## Records from a data collection

↓↓↓

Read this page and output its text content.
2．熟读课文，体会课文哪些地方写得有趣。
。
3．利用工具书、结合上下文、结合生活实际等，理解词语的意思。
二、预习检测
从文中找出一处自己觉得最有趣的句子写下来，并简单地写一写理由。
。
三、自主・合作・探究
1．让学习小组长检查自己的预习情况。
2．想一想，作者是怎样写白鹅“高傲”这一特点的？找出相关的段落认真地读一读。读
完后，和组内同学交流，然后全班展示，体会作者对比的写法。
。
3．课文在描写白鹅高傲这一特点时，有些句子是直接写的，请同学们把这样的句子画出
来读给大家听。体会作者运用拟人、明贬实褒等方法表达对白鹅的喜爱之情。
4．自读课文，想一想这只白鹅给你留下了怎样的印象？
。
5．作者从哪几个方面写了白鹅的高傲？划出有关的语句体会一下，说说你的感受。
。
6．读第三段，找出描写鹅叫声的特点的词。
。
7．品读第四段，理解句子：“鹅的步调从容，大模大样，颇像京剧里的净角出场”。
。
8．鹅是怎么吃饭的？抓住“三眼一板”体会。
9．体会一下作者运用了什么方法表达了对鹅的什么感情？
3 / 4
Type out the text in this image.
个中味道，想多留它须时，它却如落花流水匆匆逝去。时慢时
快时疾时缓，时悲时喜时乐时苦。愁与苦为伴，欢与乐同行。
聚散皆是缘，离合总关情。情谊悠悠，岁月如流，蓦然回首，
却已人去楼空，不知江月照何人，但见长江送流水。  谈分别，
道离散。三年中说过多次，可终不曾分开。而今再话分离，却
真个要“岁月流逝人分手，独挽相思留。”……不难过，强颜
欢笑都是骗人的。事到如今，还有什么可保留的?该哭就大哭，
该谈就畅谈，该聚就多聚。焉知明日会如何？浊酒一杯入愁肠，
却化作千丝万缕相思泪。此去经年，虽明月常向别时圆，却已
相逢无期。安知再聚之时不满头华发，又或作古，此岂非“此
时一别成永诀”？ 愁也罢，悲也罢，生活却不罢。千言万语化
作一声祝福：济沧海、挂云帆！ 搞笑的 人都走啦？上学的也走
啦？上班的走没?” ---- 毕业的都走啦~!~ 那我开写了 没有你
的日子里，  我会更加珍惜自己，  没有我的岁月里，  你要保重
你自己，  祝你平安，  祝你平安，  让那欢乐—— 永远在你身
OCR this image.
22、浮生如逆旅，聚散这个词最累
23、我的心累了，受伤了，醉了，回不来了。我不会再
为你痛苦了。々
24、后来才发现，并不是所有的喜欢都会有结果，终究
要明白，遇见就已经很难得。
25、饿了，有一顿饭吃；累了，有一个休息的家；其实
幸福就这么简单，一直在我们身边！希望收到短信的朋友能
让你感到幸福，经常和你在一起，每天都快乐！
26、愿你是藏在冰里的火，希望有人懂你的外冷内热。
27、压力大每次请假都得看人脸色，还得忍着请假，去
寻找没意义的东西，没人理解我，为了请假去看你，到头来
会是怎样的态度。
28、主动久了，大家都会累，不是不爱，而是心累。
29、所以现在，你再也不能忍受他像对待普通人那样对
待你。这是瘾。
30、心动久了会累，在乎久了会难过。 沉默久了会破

↑↑↑

## EXERCISE OBJECTIVE
Using the listing, copy every line where the word "image" shows up.

## RESULT
Type out the text in this image.
OCR this image.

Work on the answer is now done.